Кажется, что это было не сорок пять лет назад, а только вчера. Забывал я его или не забывал, не знаю, но я всегда чувствовал на себе пристальный взгляд Учителя.

Я еще помню, как в мрачные дни, в дни, когда люди ничем не отличались от диких животных, из Учителя сделали икону, используя его высказывания как заклятья. Выдергивали из его произведений отдельные слова и бичевали ими людей, а новоявленные «боевые соратники» и «близкие друзья» превратили его имя в украшение для себя. В тот период, когда курился густой фимиам и звонко выкрикивались заклятья, на меня уже навесили ярлык «реакционного авторитета», заклеймили как «смертельного врага» Учителя, отняли у меня право помнить об Учителе. На газоне перед зданием отделения Союза писателей установлен скульптурный портрет Учителя, я часто трудился в цветнике, выпалывал сорняки, прочищал водостоки. В тесном помещении «газохранилища», служившем нам «коровником», несколько писателей, сбившись в кучу, сочиняли «покаяния». Иногда мне было нечего писать, и я, отложив перо, предавался раздумью. У меня было отнято право поклоняться иконе, но я мог думать об Учителе Лу Сине, с которым я соприкасался. В тот осенний день я простился с ним. Вместе с многотысячной толпой я проводил его до могилы. Сквозь пелену, застилавшую глаза, я видел, как гроб, скрывавший в себе знамя «национального духа», опустили в могилу. Я сидел в углу «коровника», и перед моим мысленным взором снова возник Учитель, он совсем не изменился, он был все тем же добрым и милым стареющим человеком, простым, без нарочитости, без высокомерия, без чиновного чванства.

Мне вспомнилось то, что было когда-то, всякие мелочи, незначительные эпизоды.

__________________________________________________

Задание 1 =
Повторите в точности записи с самой первой строки до строки, содержащей «weight-cell: 20% [515,419,649,429]», включая обе границы.

__________________________________________________

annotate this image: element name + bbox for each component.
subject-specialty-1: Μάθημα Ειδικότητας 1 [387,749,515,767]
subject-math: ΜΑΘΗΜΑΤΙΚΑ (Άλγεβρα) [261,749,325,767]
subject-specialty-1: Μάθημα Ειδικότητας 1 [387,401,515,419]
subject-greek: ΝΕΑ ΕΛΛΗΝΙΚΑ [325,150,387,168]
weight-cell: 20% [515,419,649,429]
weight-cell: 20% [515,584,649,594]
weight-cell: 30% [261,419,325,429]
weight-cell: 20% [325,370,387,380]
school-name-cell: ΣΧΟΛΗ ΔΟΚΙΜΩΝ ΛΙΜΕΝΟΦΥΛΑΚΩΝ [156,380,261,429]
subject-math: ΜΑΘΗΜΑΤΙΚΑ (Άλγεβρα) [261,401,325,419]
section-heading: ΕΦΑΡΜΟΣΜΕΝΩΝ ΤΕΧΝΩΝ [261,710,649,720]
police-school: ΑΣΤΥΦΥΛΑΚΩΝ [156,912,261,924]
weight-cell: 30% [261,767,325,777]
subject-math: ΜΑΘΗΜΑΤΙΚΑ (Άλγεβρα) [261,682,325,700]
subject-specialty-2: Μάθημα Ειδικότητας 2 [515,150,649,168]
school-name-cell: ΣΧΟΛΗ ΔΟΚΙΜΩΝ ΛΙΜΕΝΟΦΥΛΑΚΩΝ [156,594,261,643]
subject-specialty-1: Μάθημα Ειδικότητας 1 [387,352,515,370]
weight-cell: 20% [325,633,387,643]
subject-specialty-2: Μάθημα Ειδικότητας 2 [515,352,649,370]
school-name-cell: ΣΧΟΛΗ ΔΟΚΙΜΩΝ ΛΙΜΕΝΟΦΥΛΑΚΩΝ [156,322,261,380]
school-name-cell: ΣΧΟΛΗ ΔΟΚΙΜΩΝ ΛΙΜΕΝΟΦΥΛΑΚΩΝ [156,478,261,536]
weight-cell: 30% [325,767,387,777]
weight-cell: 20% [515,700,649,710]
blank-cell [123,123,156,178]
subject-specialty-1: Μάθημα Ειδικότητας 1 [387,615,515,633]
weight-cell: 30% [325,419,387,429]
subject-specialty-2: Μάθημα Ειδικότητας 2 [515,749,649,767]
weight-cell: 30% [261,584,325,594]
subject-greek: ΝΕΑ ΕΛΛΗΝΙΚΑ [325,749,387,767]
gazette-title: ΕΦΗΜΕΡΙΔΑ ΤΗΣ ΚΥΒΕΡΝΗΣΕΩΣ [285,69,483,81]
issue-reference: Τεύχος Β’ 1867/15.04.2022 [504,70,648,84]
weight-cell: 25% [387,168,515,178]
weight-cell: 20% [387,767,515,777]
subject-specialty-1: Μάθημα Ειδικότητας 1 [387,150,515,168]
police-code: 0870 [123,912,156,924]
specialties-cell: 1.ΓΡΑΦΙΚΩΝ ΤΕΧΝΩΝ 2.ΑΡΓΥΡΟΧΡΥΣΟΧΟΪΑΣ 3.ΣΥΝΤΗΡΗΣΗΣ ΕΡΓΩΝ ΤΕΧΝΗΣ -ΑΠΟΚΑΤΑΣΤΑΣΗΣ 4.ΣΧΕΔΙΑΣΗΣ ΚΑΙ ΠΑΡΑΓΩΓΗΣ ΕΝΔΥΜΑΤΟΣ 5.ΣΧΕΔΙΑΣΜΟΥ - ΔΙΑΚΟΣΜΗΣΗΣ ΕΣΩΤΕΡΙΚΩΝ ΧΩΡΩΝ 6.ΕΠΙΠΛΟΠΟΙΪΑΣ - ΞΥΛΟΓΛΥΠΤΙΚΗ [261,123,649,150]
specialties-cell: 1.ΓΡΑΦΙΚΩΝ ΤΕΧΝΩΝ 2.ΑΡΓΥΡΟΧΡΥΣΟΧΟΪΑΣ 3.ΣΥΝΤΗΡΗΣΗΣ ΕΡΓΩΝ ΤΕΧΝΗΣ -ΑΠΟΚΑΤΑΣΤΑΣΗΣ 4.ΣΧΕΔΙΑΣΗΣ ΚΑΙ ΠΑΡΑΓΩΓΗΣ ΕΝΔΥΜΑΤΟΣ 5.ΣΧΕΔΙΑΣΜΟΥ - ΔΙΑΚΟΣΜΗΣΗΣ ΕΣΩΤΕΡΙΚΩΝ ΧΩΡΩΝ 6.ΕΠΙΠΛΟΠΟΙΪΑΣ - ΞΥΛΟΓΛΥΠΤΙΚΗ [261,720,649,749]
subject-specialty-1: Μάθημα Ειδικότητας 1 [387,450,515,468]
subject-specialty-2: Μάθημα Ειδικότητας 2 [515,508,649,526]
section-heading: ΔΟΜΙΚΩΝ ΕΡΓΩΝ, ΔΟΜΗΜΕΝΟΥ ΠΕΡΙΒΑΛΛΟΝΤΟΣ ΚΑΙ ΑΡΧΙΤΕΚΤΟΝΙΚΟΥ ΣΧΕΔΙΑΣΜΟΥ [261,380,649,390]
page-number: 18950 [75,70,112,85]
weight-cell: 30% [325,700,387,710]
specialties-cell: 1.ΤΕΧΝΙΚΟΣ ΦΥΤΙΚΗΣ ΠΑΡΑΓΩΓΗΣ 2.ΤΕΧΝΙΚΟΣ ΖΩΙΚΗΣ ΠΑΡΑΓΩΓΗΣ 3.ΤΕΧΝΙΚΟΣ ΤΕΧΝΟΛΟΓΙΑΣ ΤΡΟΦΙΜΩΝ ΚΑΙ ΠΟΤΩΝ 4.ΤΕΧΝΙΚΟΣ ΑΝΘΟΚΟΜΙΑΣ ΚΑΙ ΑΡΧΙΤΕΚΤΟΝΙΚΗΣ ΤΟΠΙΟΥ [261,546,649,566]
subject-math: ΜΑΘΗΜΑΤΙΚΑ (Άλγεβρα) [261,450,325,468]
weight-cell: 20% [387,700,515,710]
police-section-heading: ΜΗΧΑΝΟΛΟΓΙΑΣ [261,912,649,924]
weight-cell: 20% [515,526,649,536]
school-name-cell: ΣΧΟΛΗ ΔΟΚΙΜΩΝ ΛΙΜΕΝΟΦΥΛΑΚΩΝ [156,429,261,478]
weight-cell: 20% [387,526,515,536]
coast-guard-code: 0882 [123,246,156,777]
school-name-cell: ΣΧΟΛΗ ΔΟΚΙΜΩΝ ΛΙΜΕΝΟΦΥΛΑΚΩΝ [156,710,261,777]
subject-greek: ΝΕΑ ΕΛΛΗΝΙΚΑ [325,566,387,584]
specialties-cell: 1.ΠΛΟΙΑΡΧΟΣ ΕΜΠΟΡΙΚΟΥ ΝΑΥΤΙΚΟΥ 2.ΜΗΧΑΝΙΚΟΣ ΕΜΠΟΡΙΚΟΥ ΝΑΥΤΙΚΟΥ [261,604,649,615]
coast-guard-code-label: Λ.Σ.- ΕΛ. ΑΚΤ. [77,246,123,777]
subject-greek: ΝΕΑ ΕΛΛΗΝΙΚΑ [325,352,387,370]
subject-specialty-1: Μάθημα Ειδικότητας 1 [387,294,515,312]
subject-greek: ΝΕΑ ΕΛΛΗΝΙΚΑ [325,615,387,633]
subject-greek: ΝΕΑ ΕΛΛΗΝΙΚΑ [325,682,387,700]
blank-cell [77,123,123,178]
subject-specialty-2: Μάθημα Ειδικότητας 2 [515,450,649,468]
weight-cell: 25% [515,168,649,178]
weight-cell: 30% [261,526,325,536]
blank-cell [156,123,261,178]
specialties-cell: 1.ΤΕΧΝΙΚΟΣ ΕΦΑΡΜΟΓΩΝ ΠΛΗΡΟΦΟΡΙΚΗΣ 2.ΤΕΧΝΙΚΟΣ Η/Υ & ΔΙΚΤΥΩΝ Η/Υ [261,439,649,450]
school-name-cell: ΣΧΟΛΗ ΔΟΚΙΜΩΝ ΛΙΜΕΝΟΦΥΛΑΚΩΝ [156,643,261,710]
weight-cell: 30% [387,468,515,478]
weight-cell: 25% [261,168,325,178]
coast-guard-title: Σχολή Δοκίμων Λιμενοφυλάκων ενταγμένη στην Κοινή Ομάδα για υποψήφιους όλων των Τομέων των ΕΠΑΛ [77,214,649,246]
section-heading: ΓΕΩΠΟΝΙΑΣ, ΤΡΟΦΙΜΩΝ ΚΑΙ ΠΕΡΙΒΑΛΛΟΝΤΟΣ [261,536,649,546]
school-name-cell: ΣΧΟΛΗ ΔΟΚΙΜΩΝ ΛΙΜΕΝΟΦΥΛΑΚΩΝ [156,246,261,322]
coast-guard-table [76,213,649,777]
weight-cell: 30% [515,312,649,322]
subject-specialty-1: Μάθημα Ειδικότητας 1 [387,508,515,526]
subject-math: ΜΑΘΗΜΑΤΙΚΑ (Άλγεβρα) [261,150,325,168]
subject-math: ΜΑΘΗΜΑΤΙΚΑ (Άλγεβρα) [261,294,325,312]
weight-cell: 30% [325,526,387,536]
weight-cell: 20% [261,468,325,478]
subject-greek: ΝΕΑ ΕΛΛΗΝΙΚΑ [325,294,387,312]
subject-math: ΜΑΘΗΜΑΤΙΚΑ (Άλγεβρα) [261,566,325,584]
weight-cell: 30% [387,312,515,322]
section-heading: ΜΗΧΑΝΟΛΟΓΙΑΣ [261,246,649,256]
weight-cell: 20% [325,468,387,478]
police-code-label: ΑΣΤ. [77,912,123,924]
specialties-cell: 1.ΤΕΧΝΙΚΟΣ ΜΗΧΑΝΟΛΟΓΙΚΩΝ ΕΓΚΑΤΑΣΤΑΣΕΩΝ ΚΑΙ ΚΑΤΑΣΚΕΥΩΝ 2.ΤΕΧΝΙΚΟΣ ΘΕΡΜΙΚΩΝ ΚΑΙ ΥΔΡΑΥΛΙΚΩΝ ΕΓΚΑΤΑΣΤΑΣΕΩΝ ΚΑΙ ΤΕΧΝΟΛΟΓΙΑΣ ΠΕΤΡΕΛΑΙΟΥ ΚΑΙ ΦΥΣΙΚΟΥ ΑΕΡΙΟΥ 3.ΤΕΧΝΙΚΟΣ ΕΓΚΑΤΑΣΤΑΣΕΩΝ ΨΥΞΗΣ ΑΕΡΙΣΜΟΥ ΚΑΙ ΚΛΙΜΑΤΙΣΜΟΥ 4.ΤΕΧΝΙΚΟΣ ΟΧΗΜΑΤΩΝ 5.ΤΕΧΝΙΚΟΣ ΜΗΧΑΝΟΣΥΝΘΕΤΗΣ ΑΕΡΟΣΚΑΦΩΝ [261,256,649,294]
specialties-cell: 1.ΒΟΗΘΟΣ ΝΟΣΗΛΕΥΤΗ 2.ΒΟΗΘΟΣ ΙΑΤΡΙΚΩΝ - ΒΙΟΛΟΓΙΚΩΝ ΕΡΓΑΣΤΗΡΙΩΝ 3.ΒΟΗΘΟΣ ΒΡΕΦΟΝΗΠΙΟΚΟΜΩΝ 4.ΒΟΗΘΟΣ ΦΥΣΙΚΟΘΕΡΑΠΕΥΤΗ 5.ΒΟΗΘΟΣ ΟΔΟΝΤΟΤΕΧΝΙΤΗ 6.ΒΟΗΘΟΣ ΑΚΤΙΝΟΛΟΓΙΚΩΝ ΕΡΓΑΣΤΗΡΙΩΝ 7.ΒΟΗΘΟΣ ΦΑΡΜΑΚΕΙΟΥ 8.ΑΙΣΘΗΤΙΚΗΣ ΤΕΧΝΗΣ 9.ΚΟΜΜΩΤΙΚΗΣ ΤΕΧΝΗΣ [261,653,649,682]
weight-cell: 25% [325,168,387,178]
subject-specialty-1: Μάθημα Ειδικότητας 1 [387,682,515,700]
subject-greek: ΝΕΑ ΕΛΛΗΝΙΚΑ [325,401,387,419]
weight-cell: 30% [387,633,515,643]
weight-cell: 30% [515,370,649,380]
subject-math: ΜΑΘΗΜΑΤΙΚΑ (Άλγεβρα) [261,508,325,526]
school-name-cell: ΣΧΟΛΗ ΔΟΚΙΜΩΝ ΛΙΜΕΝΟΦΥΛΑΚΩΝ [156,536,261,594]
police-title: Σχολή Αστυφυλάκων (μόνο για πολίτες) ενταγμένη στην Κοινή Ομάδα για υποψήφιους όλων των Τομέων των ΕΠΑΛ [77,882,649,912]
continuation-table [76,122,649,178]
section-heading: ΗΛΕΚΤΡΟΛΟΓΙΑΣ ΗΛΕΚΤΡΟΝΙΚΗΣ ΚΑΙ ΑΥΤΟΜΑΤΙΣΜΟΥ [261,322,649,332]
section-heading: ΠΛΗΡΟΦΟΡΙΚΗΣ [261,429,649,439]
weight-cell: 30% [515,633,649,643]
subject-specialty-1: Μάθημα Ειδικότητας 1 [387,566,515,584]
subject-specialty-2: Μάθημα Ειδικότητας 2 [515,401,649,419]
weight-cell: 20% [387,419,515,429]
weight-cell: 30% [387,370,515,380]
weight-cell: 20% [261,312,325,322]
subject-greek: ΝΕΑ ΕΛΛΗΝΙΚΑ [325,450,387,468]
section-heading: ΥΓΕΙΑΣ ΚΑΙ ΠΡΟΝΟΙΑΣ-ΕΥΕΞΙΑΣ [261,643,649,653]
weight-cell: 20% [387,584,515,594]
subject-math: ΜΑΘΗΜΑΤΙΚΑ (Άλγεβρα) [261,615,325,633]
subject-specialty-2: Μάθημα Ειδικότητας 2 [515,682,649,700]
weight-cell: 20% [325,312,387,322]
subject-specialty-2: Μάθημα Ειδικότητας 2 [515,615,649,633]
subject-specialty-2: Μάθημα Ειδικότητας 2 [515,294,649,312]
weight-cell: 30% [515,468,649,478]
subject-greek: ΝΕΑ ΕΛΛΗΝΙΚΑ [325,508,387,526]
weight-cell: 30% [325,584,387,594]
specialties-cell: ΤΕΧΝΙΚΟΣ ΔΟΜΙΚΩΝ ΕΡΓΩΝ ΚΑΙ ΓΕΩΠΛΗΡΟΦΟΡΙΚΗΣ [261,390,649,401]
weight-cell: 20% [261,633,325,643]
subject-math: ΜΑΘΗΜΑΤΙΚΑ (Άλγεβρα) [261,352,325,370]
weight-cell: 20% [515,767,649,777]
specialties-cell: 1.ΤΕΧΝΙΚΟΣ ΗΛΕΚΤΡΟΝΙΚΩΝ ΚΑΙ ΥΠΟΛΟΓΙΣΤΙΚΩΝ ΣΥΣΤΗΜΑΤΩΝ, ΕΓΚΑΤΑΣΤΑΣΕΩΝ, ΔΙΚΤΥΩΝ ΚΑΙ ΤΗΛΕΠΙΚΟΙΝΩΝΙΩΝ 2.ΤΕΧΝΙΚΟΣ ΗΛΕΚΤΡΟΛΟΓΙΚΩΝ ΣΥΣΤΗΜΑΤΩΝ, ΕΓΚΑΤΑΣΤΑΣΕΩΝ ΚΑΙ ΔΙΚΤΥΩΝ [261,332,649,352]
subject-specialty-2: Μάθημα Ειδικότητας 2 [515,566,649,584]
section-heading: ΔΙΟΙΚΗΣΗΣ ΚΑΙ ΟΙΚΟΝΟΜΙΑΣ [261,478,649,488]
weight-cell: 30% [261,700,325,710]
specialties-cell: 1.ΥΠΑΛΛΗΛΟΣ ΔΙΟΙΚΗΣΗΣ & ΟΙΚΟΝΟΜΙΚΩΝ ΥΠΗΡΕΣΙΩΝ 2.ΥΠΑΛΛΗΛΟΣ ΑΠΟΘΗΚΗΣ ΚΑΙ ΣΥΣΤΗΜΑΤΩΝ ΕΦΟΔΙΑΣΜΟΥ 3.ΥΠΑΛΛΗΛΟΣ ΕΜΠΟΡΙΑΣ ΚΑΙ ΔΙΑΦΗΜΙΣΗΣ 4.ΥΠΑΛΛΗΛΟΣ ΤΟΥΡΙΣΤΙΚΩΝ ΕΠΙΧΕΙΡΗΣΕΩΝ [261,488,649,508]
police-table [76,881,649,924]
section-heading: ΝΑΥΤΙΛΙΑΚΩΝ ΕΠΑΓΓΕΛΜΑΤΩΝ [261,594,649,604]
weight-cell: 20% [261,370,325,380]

__________________________________________________

Задание 2 =
Воспроизведите без изменений фрагмент отрывка о Учителе Лу Сине, который начинается со слов «Кажется, что это» и заканчивается словами «пристальный взгляд Учителя.».

Письменный ответ 1 =
annotate this image: element name + bbox for each component.
subject-specialty-1: Μάθημα Ειδικότητας 1 [387,749,515,767]
subject-math: ΜΑΘΗΜΑΤΙΚΑ (Άλγεβρα) [261,749,325,767]
subject-specialty-1: Μάθημα Ειδικότητας 1 [387,401,515,419]
subject-greek: ΝΕΑ ΕΛΛΗΝΙΚΑ [325,150,387,168]
weight-cell: 20% [515,419,649,429]

Письменный ответ 2 =
Кажется, что это было не сорок пять лет назад, а только вчера. Забывал я его или не забывал, не знаю, но я всегда чувствовал на себе пристальный взгляд Учителя.